Directions: Reproduce the listing below character for character; drop every image.

Dataset entries:
------------------------------
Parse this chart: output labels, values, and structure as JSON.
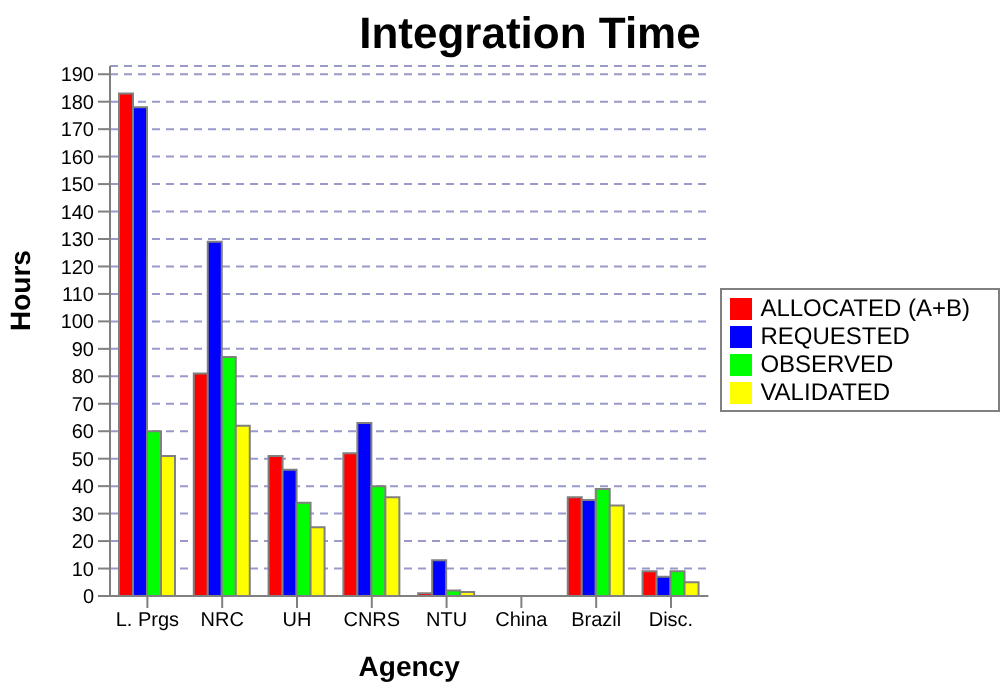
{
  "chart_data": {
    "type": "bar",
    "title": "Integration Time",
    "xlabel": "Agency",
    "ylabel": "Hours",
    "categories": [
      "L. Prgs",
      "NRC",
      "UH",
      "CNRS",
      "NTU",
      "China",
      "Brazil",
      "Disc."
    ],
    "series": [
      {
        "name": "ALLOCATED (A+B)",
        "color": "#ff0000",
        "values": [
          183,
          81,
          51,
          52,
          1,
          null,
          36,
          9
        ]
      },
      {
        "name": "REQUESTED",
        "color": "#0000ff",
        "values": [
          178,
          129,
          46,
          63,
          13,
          null,
          35,
          7
        ]
      },
      {
        "name": "OBSERVED",
        "color": "#00ff00",
        "values": [
          60,
          87,
          34,
          40,
          2,
          null,
          39,
          9
        ]
      },
      {
        "name": "VALIDATED",
        "color": "#ffff00",
        "values": [
          51,
          62,
          25,
          36,
          1.5,
          null,
          33,
          5
        ]
      }
    ],
    "ylim": [
      0,
      193
    ],
    "yticks": [
      0,
      10,
      20,
      30,
      40,
      50,
      60,
      70,
      80,
      90,
      100,
      110,
      120,
      130,
      140,
      150,
      160,
      170,
      180,
      190
    ],
    "grid": "y",
    "legend": "right"
  }
}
------------------------------
The output:
Parse this chart: output labels, values, and structure as JSON.
{
  "chart_data": {
    "type": "bar",
    "title": "Integration Time",
    "xlabel": "Agency",
    "ylabel": "Hours",
    "categories": [
      "L. Prgs",
      "NRC",
      "UH",
      "CNRS",
      "NTU",
      "China",
      "Brazil",
      "Disc."
    ],
    "series": [
      {
        "name": "ALLOCATED (A+B)",
        "color": "#ff0000",
        "values": [
          183,
          81,
          51,
          52,
          1,
          null,
          36,
          9
        ]
      },
      {
        "name": "REQUESTED",
        "color": "#0000ff",
        "values": [
          178,
          129,
          46,
          63,
          13,
          null,
          35,
          7
        ]
      },
      {
        "name": "OBSERVED",
        "color": "#00ff00",
        "values": [
          60,
          87,
          34,
          40,
          2,
          null,
          39,
          9
        ]
      },
      {
        "name": "VALIDATED",
        "color": "#ffff00",
        "values": [
          51,
          62,
          25,
          36,
          1.5,
          null,
          33,
          5
        ]
      }
    ],
    "ylim": [
      0,
      193
    ],
    "yticks": [
      0,
      10,
      20,
      30,
      40,
      50,
      60,
      70,
      80,
      90,
      100,
      110,
      120,
      130,
      140,
      150,
      160,
      170,
      180,
      190
    ],
    "grid": "y",
    "legend": "right"
  }
}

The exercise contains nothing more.